**** SUPPLIED DATA

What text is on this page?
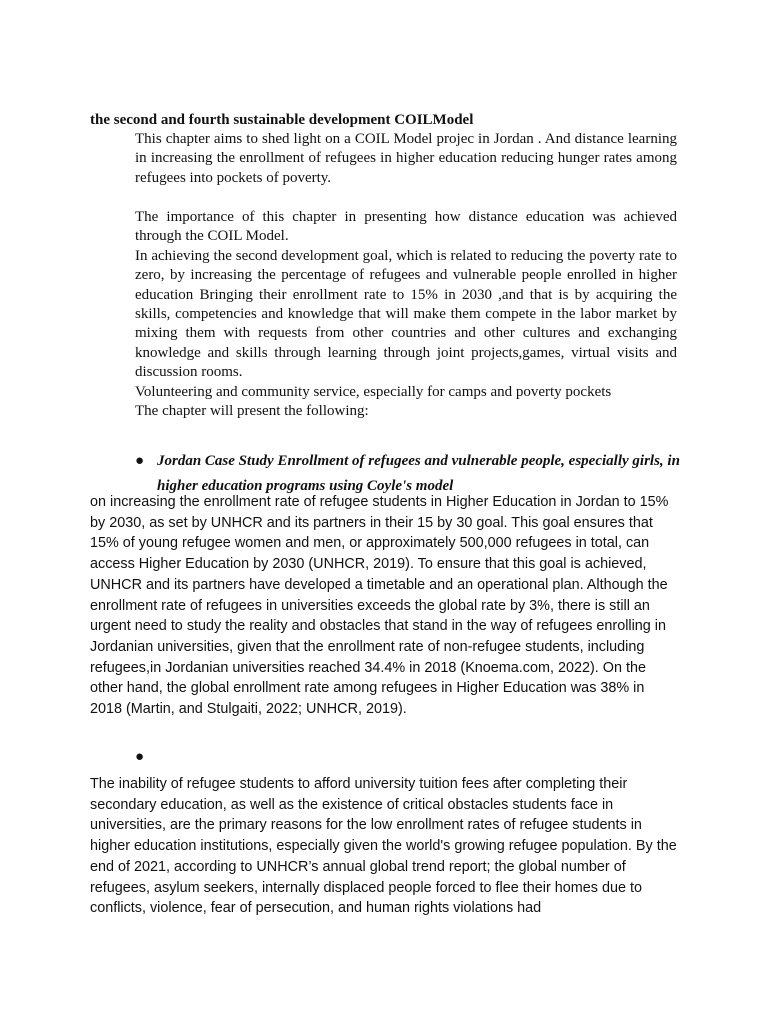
the second and fourth sustainable development COILModel

This chapter aims to shed light on a COIL Model projec in Jordan . And distance learning in increasing the enrollment of refugees in higher education reducing hunger rates among refugees into pockets of poverty.

The importance of this chapter in presenting how distance education was achieved through the COIL Model.

In achieving the second development goal, which is related to reducing the poverty rate to zero, by increasing the percentage of refugees and vulnerable people enrolled in higher education Bringing their enrollment rate to 15% in 2030 ,and that is by acquiring the skills, competencies and knowledge that will make them compete in the labor market by mixing them with requests from other countries and other cultures and exchanging knowledge and skills through learning through joint projects,games, virtual visits and discussion rooms.

Volunteering and community service, especially for camps and poverty pockets

The chapter will present the following:

● Jordan Case Study Enrollment of refugees and vulnerable people, especially girls, in higher education programs using Coyle's model

on increasing the enrollment rate of refugee students in Higher Education in Jordan to 15% by 2030, as set by UNHCR and its partners in their 15 by 30 goal. This goal ensures that 15% of young refugee women and men, or approximately 500,000 refugees in total, can access Higher Education by 2030 (UNHCR, 2019). To ensure that this goal is achieved, UNHCR and its partners have developed a timetable and an operational plan. Although the enrollment rate of refugees in universities exceeds the global rate by 3%, there is still an urgent need to study the reality and obstacles that stand in the way of refugees enrolling in Jordanian universities, given that the enrollment rate of non-refugee students, including refugees,in Jordanian universities reached 34.4% in 2018 (Knoema.com, 2022). On the other hand, the global enrollment rate among refugees in Higher Education was 38% in 2018 (Martin, and Stulgaiti, 2022; UNHCR, 2019).

●

The inability of refugee students to afford university tuition fees after completing their secondary education, as well as the existence of critical obstacles students face in universities, are the primary reasons for the low enrollment rates of refugee students in higher education institutions, especially given the world's growing refugee population. By the end of 2021, according to UNHCR’s annual global trend report; the global number of refugees, asylum seekers, internally displaced people forced to flee their homes due to conflicts, violence, fear of persecution, and human rights violations had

********

YOUR OBJECTIVE — Where a line above contains the word "pockets", copy that line.

RESPONSE TO THE TASK —
This chapter aims to shed light on a COIL Model projec in Jordan . And distance learning in increasing the enrollment of refugees in higher education reducing hunger rates among refugees into pockets of poverty.
Volunteering and community service, especially for camps and poverty pockets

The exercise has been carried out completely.